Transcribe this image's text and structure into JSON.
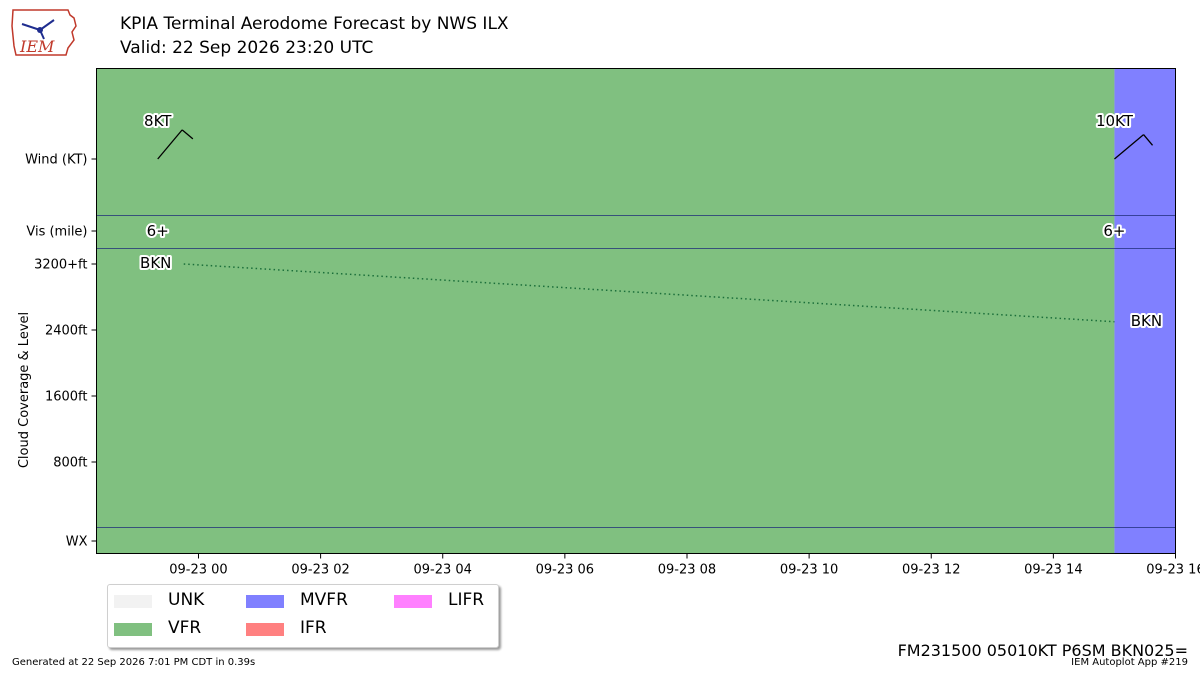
{
  "title": "KPIA Terminal Aerodome Forecast by NWS ILX",
  "subtitle": "Valid: 22 Sep 2026 23:20 UTC",
  "logo_text": "IEM",
  "footer_left": "Generated at 22 Sep 2026 7:01 PM CDT in 0.39s",
  "footer_right": "IEM Autoplot App #219",
  "raw_taf": "FM231500 05010KT P6SM BKN025=",
  "colors": {
    "UNK": "#f2f2f2",
    "VFR": "#80c080",
    "MVFR": "#8080ff",
    "IFR": "#ff8080",
    "LIFR": "#ff80ff"
  },
  "legend": [
    {
      "label": "UNK",
      "color": "#f2f2f2"
    },
    {
      "label": "MVFR",
      "color": "#8080ff"
    },
    {
      "label": "LIFR",
      "color": "#ff80ff"
    },
    {
      "label": "VFR",
      "color": "#80c080"
    },
    {
      "label": "IFR",
      "color": "#ff8080"
    }
  ],
  "chart_data": {
    "type": "timeline",
    "ylabel": "Cloud Coverage & Level",
    "rows": [
      {
        "label": "Wind (KT)"
      },
      {
        "label": "Vis (mile)"
      },
      {
        "label": "WX"
      }
    ],
    "cloud_ticks": [
      "3200+ft",
      "2400ft",
      "1600ft",
      "800ft"
    ],
    "cloud_tick_values": [
      3200,
      2400,
      1600,
      800
    ],
    "x_tick_labels": [
      "09-23 00",
      "09-23 02",
      "09-23 04",
      "09-23 06",
      "09-23 08",
      "09-23 10",
      "09-23 12",
      "09-23 14",
      "09-23 16"
    ],
    "x_tick_hours": [
      0,
      2,
      4,
      6,
      8,
      10,
      12,
      14,
      16
    ],
    "x_range_hours": [
      -1.67,
      16
    ],
    "periods": [
      {
        "start_hour": -1.67,
        "end_hour": 15,
        "category": "VFR",
        "wind_label": "8KT",
        "wind_speed_kt": 8,
        "wind_dir_deg": 40,
        "vis_label": "6+",
        "cloud_label": "BKN",
        "cloud_level_ft": 3200,
        "valid_hour": -0.7
      },
      {
        "start_hour": 15,
        "end_hour": 16,
        "category": "MVFR",
        "wind_label": "10KT",
        "wind_speed_kt": 10,
        "wind_dir_deg": 50,
        "vis_label": "6+",
        "cloud_label": "BKN",
        "cloud_level_ft": 2500,
        "valid_hour": 15
      }
    ]
  }
}
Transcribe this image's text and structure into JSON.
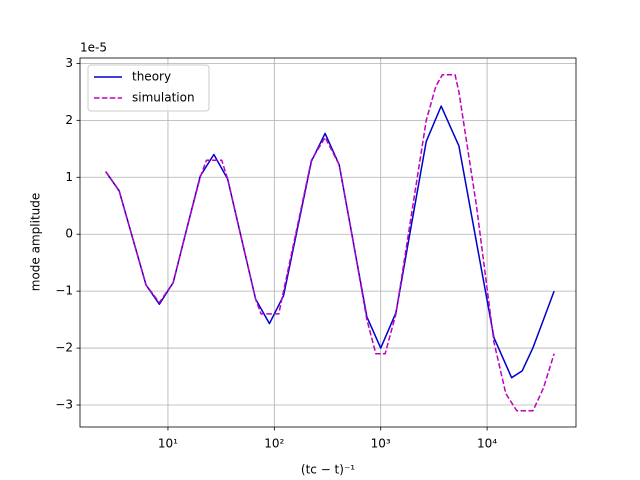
{
  "chart_data": {
    "type": "line",
    "xlabel": "(tc − t)⁻¹",
    "ylabel": "mode amplitude",
    "offset_label": "1e-5",
    "log_x": true,
    "grid": true,
    "legend": "upper left",
    "xlim": [
      1.49,
      68500
    ],
    "ylim": [
      -3.386,
      3.095
    ],
    "xticks": [
      {
        "value": 10,
        "label": "10¹"
      },
      {
        "value": 100,
        "label": "10²"
      },
      {
        "value": 1000,
        "label": "10³"
      },
      {
        "value": 10000,
        "label": "10⁴"
      }
    ],
    "yticks": [
      {
        "value": -3,
        "label": "−3"
      },
      {
        "value": -2,
        "label": "−2"
      },
      {
        "value": -1,
        "label": "−1"
      },
      0,
      1,
      2,
      3
    ],
    "series": [
      {
        "name": "theory",
        "color": "#0000cc",
        "dash": false,
        "x": [
          2.6,
          3.48,
          4.66,
          6.22,
          8.3,
          11.2,
          15.0,
          20.1,
          27,
          36.4,
          49.3,
          66.7,
          90,
          122,
          165,
          223,
          300,
          407,
          550,
          741,
          1000,
          1390,
          1928,
          2679,
          3700,
          5433,
          7943,
          11614,
          17000,
          21380,
          26900,
          33900,
          42660
        ],
        "values": [
          1.1,
          0.76,
          -0.07,
          -0.89,
          -1.23,
          -0.85,
          0.09,
          1.02,
          1.4,
          0.97,
          -0.09,
          -1.14,
          -1.57,
          -1.08,
          0.1,
          1.28,
          1.77,
          1.22,
          -0.12,
          -1.45,
          -2.0,
          -1.38,
          0.13,
          1.63,
          2.25,
          1.55,
          -0.14,
          -1.82,
          -2.52,
          -2.4,
          -2.0,
          -1.5,
          -1.0
        ]
      },
      {
        "name": "simulation",
        "color": "#bf00bf",
        "dash": true,
        "x": [
          2.6,
          3.48,
          4.66,
          6.22,
          8.3,
          11.2,
          15.0,
          20.1,
          23,
          27,
          32,
          36.4,
          49.3,
          66.7,
          75,
          90,
          110,
          122,
          165,
          223,
          300,
          407,
          550,
          741,
          900,
          1000,
          1100,
          1390,
          1928,
          2679,
          3300,
          3800,
          5000,
          5433,
          7943,
          11614,
          15000,
          19000,
          27000,
          33900,
          42660
        ],
        "values": [
          1.1,
          0.76,
          -0.07,
          -0.89,
          -1.2,
          -0.85,
          0.09,
          1.0,
          1.3,
          1.3,
          1.3,
          0.97,
          -0.09,
          -1.14,
          -1.4,
          -1.4,
          -1.4,
          -1.0,
          0.15,
          1.3,
          1.7,
          1.22,
          -0.12,
          -1.5,
          -2.1,
          -2.1,
          -2.1,
          -1.4,
          0.3,
          2.0,
          2.6,
          2.8,
          2.8,
          2.5,
          0.5,
          -1.9,
          -2.8,
          -3.1,
          -3.1,
          -2.7,
          -2.1
        ]
      }
    ]
  }
}
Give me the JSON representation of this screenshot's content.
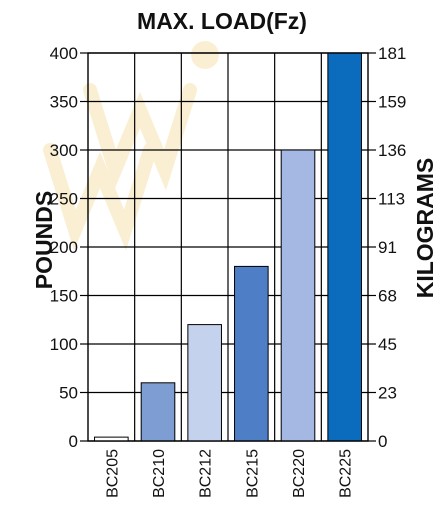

#### INSTRUCTIONS TO FOLLOW:
Will you restate every entry word for word and omit the images?

#### IN RESPONSE:
Transcribe this image's text and structure into JSON.
{
  "title": "KPIA Terminal Aerodome Forecast by NWS ILX",
  "subtitle": "Valid: 22 Sep 2026 23:20 UTC",
  "logo_text": "IEM",
  "footer_left": "Generated at 22 Sep 2026 7:01 PM CDT in 0.39s",
  "footer_right": "IEM Autoplot App #219",
  "raw_taf": "FM231500 05010KT P6SM BKN025=",
  "colors": {
    "UNK": "#f2f2f2",
    "VFR": "#80c080",
    "MVFR": "#8080ff",
    "IFR": "#ff8080",
    "LIFR": "#ff80ff"
  },
  "legend": [
    {
      "label": "UNK",
      "color": "#f2f2f2"
    },
    {
      "label": "MVFR",
      "color": "#8080ff"
    },
    {
      "label": "LIFR",
      "color": "#ff80ff"
    },
    {
      "label": "VFR",
      "color": "#80c080"
    },
    {
      "label": "IFR",
      "color": "#ff8080"
    }
  ],
  "chart_data": {
    "type": "timeline",
    "ylabel": "Cloud Coverage & Level",
    "rows": [
      {
        "label": "Wind (KT)"
      },
      {
        "label": "Vis (mile)"
      },
      {
        "label": "WX"
      }
    ],
    "cloud_ticks": [
      "3200+ft",
      "2400ft",
      "1600ft",
      "800ft"
    ],
    "cloud_tick_values": [
      3200,
      2400,
      1600,
      800
    ],
    "x_tick_labels": [
      "09-23 00",
      "09-23 02",
      "09-23 04",
      "09-23 06",
      "09-23 08",
      "09-23 10",
      "09-23 12",
      "09-23 14",
      "09-23 16"
    ],
    "x_tick_hours": [
      0,
      2,
      4,
      6,
      8,
      10,
      12,
      14,
      16
    ],
    "x_range_hours": [
      -1.67,
      16
    ],
    "periods": [
      {
        "start_hour": -1.67,
        "end_hour": 15,
        "category": "VFR",
        "wind_label": "8KT",
        "wind_speed_kt": 8,
        "wind_dir_deg": 40,
        "vis_label": "6+",
        "cloud_label": "BKN",
        "cloud_level_ft": 3200,
        "valid_hour": -0.7
      },
      {
        "start_hour": 15,
        "end_hour": 16,
        "category": "MVFR",
        "wind_label": "10KT",
        "wind_speed_kt": 10,
        "wind_dir_deg": 50,
        "vis_label": "6+",
        "cloud_label": "BKN",
        "cloud_level_ft": 2500,
        "valid_hour": 15
      }
    ]
  }
}
Transcribe this image's text and structure into JSON.
{
  "chart_data": {
    "type": "line",
    "xlabel": "(tc − t)⁻¹",
    "ylabel": "mode amplitude",
    "offset_label": "1e-5",
    "log_x": true,
    "grid": true,
    "legend": "upper left",
    "xlim": [
      1.49,
      68500
    ],
    "ylim": [
      -3.386,
      3.095
    ],
    "xticks": [
      {
        "value": 10,
        "label": "10¹"
      },
      {
        "value": 100,
        "label": "10²"
      },
      {
        "value": 1000,
        "label": "10³"
      },
      {
        "value": 10000,
        "label": "10⁴"
      }
    ],
    "yticks": [
      {
        "value": -3,
        "label": "−3"
      },
      {
        "value": -2,
        "label": "−2"
      },
      {
        "value": -1,
        "label": "−1"
      },
      0,
      1,
      2,
      3
    ],
    "series": [
      {
        "name": "theory",
        "color": "#0000cc",
        "dash": false,
        "x": [
          2.6,
          3.48,
          4.66,
          6.22,
          8.3,
          11.2,
          15.0,
          20.1,
          27,
          36.4,
          49.3,
          66.7,
          90,
          122,
          165,
          223,
          300,
          407,
          550,
          741,
          1000,
          1390,
          1928,
          2679,
          3700,
          5433,
          7943,
          11614,
          17000,
          21380,
          26900,
          33900,
          42660
        ],
        "values": [
          1.1,
          0.76,
          -0.07,
          -0.89,
          -1.23,
          -0.85,
          0.09,
          1.02,
          1.4,
          0.97,
          -0.09,
          -1.14,
          -1.57,
          -1.08,
          0.1,
          1.28,
          1.77,
          1.22,
          -0.12,
          -1.45,
          -2.0,
          -1.38,
          0.13,
          1.63,
          2.25,
          1.55,
          -0.14,
          -1.82,
          -2.52,
          -2.4,
          -2.0,
          -1.5,
          -1.0
        ]
      },
      {
        "name": "simulation",
        "color": "#bf00bf",
        "dash": true,
        "x": [
          2.6,
          3.48,
          4.66,
          6.22,
          8.3,
          11.2,
          15.0,
          20.1,
          23,
          27,
          32,
          36.4,
          49.3,
          66.7,
          75,
          90,
          110,
          122,
          165,
          223,
          300,
          407,
          550,
          741,
          900,
          1000,
          1100,
          1390,
          1928,
          2679,
          3300,
          3800,
          5000,
          5433,
          7943,
          11614,
          15000,
          19000,
          27000,
          33900,
          42660
        ],
        "values": [
          1.1,
          0.76,
          -0.07,
          -0.89,
          -1.2,
          -0.85,
          0.09,
          1.0,
          1.3,
          1.3,
          1.3,
          0.97,
          -0.09,
          -1.14,
          -1.4,
          -1.4,
          -1.4,
          -1.0,
          0.15,
          1.3,
          1.7,
          1.22,
          -0.12,
          -1.5,
          -2.1,
          -2.1,
          -2.1,
          -1.4,
          0.3,
          2.0,
          2.6,
          2.8,
          2.8,
          2.5,
          0.5,
          -1.9,
          -2.8,
          -3.1,
          -3.1,
          -2.7,
          -2.1
        ]
      }
    ]
  }
}
Give me the JSON representation of this screenshot's content.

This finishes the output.